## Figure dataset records
▼▼▼

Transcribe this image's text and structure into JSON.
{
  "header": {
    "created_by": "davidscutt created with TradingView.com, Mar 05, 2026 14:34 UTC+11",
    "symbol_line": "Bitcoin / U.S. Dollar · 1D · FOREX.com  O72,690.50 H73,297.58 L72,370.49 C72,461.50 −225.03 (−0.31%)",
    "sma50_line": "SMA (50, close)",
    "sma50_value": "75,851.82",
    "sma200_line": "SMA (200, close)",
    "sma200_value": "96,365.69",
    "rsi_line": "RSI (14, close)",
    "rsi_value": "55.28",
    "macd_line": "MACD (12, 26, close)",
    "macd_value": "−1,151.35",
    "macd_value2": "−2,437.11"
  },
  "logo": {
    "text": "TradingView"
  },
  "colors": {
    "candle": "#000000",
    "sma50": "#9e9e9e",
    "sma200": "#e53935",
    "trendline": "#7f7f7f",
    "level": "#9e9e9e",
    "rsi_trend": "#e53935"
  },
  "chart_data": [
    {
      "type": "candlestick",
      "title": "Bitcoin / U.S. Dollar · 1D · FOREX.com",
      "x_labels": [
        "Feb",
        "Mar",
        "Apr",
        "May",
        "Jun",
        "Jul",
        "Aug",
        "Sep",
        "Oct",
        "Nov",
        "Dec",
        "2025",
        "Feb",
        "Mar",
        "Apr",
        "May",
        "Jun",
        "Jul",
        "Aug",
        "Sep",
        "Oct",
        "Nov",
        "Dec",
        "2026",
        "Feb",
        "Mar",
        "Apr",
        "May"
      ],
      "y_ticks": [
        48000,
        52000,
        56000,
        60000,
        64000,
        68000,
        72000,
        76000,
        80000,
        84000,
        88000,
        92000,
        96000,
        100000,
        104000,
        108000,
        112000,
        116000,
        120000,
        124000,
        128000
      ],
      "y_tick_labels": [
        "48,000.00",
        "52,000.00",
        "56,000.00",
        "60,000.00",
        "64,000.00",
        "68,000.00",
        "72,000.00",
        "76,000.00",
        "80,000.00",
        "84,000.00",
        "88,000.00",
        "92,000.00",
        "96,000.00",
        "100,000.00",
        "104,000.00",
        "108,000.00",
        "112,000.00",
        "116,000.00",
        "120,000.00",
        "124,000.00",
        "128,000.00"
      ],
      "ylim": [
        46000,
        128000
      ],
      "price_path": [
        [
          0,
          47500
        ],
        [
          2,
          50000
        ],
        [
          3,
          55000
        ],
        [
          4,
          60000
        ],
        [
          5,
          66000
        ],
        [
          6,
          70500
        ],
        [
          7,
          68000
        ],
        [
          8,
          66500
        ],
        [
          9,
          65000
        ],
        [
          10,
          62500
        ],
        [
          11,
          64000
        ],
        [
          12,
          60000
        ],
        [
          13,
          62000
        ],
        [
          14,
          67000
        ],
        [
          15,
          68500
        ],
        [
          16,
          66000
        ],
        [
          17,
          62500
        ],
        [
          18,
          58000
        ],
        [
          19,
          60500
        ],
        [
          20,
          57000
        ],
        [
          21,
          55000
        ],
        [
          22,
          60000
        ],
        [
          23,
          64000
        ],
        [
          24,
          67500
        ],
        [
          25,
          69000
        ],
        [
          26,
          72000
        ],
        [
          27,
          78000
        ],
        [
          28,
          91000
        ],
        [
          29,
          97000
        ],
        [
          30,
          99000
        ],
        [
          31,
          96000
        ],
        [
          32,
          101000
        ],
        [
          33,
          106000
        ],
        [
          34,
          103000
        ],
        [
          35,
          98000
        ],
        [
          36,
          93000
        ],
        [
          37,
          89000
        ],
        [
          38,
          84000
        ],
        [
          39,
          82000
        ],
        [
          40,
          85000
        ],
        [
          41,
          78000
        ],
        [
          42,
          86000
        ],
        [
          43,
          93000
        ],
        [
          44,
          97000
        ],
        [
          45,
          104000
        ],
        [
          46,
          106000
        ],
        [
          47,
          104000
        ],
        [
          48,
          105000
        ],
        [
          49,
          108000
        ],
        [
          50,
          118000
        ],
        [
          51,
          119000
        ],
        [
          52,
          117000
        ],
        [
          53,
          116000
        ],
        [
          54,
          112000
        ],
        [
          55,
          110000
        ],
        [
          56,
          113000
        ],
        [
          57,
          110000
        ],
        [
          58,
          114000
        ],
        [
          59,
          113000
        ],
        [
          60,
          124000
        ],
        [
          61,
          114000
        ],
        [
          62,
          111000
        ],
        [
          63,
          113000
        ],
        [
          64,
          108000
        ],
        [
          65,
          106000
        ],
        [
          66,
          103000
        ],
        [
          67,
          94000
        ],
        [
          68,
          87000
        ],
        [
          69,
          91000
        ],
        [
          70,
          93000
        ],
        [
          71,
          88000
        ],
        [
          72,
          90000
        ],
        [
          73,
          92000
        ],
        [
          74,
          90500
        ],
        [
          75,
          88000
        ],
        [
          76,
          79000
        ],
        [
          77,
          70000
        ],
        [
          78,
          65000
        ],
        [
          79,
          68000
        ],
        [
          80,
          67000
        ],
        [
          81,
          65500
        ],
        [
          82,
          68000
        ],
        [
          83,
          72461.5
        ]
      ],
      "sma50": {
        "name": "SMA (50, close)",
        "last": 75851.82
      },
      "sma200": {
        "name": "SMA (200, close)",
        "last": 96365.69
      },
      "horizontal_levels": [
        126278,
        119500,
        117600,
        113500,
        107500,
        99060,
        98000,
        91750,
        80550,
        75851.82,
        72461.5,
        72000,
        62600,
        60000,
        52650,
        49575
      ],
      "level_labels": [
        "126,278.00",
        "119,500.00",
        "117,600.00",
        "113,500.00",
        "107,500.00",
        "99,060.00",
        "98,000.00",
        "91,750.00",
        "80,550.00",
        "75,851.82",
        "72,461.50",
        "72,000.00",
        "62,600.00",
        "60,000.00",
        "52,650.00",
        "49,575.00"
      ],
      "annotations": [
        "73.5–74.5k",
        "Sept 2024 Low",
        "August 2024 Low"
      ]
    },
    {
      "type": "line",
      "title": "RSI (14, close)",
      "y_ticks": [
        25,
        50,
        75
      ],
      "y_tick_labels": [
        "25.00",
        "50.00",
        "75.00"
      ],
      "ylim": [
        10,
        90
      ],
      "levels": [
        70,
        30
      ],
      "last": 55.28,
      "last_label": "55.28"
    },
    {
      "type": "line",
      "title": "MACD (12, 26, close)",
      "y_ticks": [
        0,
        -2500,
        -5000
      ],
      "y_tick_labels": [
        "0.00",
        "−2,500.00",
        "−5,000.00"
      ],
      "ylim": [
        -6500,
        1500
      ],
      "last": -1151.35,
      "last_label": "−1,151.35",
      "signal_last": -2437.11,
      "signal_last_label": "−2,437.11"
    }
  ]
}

▲▲▲

## Task brief
From the entries above, extract each line containing "title".

## Task response
      "title": "Bitcoin / U.S. Dollar · 1D · FOREX.com",
      "title": "RSI (14, close)",
      "title": "MACD (12, 26, close)",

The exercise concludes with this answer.